» **Exercise goal**: Go through the material below and copy each line where the word "Project" appears.

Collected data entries
----

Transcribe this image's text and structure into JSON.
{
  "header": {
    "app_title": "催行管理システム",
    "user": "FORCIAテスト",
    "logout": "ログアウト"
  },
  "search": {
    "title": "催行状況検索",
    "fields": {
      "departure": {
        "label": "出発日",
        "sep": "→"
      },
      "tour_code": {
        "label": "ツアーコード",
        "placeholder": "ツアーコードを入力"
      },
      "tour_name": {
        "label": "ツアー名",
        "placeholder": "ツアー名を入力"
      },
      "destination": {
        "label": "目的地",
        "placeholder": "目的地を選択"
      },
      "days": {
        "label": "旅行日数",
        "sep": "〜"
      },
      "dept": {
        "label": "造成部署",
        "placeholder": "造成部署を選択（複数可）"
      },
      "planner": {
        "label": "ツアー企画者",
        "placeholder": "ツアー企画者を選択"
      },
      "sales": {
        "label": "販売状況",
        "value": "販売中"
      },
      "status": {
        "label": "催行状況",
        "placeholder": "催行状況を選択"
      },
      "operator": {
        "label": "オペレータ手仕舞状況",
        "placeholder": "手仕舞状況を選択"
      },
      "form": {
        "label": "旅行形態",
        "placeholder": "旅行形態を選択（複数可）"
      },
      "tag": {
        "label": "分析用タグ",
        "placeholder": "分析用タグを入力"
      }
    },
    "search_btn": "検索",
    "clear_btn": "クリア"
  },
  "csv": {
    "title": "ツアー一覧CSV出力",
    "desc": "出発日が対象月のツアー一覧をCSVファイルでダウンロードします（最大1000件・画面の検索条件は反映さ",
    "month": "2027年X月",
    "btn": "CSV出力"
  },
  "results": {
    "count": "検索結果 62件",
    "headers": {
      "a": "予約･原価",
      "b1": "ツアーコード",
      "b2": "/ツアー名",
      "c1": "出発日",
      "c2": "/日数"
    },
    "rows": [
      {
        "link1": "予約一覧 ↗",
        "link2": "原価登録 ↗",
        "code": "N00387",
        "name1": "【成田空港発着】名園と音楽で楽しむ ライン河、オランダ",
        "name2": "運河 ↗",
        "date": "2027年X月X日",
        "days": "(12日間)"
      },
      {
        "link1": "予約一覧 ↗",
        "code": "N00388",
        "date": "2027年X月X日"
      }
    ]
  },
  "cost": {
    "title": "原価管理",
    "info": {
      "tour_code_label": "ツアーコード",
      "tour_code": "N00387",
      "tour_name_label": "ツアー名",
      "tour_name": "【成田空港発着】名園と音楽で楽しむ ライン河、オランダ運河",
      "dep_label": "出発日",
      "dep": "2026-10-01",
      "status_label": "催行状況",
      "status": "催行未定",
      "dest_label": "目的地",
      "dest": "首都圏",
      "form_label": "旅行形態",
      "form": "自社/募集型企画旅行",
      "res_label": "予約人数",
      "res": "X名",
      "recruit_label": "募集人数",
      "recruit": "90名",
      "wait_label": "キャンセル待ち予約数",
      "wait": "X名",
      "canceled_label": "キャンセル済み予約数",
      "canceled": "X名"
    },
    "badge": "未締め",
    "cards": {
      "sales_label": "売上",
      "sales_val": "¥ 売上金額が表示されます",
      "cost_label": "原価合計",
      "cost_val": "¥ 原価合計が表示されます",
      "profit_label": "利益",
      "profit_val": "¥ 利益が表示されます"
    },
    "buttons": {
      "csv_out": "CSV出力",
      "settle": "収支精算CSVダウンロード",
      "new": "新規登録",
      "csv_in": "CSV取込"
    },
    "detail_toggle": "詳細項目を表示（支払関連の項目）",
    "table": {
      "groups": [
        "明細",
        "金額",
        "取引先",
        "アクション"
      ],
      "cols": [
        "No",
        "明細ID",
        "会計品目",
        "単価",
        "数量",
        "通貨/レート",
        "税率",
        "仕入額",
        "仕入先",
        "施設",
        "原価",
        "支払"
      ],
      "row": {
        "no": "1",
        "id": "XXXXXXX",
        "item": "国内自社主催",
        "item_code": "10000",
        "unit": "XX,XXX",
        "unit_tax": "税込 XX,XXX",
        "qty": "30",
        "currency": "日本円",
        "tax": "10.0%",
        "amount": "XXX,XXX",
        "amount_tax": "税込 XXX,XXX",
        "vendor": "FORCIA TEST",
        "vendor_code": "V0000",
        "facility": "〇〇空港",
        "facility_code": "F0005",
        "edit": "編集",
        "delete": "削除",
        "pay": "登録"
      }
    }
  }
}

----

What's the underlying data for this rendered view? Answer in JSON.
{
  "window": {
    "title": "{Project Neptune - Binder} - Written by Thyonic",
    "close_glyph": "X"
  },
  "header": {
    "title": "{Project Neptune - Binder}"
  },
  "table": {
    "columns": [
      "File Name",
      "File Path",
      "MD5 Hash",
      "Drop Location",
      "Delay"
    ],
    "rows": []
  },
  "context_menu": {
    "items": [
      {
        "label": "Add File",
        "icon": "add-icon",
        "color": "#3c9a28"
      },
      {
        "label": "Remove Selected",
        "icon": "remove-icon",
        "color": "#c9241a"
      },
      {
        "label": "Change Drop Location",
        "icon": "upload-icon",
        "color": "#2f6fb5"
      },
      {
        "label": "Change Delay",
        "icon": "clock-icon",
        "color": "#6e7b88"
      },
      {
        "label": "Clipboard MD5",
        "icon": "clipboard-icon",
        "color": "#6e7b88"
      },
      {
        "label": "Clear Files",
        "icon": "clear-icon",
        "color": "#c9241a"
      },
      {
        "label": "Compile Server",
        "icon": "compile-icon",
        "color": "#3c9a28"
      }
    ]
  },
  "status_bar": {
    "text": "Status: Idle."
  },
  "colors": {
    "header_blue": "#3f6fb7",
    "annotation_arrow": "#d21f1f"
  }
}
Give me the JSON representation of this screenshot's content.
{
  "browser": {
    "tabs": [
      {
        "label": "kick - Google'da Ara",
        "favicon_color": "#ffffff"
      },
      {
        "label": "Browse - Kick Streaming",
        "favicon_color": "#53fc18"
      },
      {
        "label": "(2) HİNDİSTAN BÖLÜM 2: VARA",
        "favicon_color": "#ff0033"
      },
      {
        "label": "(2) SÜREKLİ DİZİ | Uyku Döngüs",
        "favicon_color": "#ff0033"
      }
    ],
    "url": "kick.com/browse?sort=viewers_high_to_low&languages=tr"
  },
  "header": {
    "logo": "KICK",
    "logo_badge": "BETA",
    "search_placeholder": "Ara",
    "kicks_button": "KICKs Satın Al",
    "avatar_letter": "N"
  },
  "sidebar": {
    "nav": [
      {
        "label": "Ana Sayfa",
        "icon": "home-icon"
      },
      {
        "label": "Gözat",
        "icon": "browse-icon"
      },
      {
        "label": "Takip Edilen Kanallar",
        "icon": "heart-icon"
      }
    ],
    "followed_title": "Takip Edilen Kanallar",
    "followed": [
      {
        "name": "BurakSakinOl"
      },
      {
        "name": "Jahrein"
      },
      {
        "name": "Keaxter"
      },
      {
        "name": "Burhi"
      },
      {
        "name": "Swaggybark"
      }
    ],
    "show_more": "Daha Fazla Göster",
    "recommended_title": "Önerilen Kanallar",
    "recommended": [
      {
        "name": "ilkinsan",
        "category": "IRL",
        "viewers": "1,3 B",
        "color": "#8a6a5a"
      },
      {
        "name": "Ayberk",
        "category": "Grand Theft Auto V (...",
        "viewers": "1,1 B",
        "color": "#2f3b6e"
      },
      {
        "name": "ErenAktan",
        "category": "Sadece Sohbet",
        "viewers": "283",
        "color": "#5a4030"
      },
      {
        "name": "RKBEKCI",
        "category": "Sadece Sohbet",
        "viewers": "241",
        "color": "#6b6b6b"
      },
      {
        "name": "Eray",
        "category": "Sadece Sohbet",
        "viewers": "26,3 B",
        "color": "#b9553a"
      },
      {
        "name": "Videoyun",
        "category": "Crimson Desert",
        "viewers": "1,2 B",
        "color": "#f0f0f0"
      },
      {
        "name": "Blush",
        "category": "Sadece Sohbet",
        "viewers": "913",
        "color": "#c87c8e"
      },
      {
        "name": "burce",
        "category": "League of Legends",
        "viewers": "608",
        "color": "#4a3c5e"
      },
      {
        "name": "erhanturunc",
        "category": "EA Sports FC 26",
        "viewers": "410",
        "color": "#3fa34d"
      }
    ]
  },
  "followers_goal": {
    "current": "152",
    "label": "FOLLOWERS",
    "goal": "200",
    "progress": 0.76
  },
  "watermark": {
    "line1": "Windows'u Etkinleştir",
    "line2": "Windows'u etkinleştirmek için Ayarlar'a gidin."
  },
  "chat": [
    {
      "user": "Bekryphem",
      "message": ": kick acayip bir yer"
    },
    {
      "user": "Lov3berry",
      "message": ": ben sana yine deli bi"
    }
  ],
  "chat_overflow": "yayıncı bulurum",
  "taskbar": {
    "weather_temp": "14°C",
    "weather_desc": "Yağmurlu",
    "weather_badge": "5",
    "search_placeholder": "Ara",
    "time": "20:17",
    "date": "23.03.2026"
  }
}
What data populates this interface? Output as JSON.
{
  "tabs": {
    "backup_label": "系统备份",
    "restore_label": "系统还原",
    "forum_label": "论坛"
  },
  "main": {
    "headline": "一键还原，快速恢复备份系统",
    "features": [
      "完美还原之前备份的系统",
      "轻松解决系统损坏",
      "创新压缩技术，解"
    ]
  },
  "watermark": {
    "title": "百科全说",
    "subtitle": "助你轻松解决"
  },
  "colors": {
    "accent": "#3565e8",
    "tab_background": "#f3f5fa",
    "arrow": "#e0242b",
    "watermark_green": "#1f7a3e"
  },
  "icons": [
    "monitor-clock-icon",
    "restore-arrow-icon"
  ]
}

----

» **Task solution**:
    "title": "{Project Neptune - Binder} - Written by Thyonic",
    "title": "{Project Neptune - Binder}"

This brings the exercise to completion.